---- ITEMS
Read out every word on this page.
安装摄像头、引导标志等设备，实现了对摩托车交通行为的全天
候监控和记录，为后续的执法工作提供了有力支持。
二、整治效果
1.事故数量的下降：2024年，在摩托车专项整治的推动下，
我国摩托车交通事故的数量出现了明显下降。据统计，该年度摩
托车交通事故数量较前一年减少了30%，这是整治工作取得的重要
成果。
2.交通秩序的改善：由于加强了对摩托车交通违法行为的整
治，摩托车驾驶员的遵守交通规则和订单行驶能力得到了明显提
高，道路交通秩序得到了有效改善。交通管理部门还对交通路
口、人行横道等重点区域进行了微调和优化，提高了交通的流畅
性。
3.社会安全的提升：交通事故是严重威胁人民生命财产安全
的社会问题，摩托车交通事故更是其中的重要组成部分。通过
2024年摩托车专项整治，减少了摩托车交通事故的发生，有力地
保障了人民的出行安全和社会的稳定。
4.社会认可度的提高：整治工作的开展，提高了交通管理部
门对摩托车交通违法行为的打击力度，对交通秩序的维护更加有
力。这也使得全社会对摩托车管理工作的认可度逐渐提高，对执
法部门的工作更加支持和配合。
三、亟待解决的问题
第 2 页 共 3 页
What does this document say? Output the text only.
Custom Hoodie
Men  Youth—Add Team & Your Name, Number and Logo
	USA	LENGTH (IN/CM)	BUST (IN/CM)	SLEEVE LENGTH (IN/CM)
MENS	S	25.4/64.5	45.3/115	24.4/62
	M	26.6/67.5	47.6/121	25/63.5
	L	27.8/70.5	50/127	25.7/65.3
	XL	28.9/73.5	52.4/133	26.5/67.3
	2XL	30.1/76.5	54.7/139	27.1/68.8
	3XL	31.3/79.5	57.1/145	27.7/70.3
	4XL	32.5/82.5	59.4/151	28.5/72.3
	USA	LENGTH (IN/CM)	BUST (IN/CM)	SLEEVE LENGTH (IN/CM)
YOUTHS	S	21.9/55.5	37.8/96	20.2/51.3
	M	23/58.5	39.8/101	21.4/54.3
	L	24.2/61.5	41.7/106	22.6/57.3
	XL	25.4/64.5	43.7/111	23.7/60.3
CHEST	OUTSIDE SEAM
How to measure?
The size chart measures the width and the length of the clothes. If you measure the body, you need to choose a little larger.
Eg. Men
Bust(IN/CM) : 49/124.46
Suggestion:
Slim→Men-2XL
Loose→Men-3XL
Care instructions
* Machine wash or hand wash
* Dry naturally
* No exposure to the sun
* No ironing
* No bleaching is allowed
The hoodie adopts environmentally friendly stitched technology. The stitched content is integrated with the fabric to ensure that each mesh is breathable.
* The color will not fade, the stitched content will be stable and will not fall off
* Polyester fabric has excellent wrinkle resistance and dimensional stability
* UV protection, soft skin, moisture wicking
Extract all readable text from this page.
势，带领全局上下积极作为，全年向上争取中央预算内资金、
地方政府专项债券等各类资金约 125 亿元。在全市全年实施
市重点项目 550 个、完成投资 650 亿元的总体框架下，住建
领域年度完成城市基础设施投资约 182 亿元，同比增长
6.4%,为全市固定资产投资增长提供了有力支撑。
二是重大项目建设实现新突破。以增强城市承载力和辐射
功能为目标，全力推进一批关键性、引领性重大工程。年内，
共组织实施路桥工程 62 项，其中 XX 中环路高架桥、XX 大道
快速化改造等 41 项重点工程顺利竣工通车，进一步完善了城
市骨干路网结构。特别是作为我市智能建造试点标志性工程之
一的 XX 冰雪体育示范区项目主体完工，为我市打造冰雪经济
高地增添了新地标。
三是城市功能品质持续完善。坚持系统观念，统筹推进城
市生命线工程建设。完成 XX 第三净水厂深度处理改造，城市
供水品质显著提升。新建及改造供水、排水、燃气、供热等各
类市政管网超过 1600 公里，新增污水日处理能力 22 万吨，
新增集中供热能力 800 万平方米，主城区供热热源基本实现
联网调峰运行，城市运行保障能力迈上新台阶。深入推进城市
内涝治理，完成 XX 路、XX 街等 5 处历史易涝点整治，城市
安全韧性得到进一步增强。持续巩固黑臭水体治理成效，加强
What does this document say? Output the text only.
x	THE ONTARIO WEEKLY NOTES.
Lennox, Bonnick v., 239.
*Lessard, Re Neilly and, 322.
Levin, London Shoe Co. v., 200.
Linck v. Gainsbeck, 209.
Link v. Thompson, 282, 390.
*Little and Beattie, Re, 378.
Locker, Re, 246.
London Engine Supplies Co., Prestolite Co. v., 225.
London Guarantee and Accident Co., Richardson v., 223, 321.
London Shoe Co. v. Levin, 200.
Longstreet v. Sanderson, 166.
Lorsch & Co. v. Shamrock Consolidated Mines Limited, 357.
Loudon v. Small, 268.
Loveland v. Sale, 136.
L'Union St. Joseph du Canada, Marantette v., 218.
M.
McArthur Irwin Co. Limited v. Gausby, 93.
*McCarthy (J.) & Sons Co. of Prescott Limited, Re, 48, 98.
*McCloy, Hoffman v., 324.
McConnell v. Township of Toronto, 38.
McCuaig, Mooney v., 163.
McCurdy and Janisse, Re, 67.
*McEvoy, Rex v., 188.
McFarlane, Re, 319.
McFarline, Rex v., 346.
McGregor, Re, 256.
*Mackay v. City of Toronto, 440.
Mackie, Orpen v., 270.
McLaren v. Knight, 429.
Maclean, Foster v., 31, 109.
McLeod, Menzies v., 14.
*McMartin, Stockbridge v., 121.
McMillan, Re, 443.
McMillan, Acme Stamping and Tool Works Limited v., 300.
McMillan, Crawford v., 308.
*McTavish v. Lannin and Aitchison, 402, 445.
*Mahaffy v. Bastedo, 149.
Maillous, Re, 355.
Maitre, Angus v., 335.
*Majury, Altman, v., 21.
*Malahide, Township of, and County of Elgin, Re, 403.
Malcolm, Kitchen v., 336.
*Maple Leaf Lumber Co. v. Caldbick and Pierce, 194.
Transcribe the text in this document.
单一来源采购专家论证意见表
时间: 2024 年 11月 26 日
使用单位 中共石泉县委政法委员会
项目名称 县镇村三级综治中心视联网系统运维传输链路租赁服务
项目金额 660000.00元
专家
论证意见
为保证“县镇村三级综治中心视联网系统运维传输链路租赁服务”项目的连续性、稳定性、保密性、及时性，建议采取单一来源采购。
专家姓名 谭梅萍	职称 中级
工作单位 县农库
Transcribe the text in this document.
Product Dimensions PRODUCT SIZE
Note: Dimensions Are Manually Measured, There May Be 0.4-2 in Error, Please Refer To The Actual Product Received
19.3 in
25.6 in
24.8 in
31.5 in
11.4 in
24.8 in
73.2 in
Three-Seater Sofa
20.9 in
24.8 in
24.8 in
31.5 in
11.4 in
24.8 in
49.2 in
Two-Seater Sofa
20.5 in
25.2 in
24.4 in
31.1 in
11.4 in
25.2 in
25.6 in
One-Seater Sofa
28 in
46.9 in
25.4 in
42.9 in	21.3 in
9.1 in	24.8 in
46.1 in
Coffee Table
--------
__YOUR GOAL__:
Select every line where the word "Seater" occurs.

__FINISHED EXERCISE__:
Three-Seater Sofa
Two-Seater Sofa
One-Seater Sofa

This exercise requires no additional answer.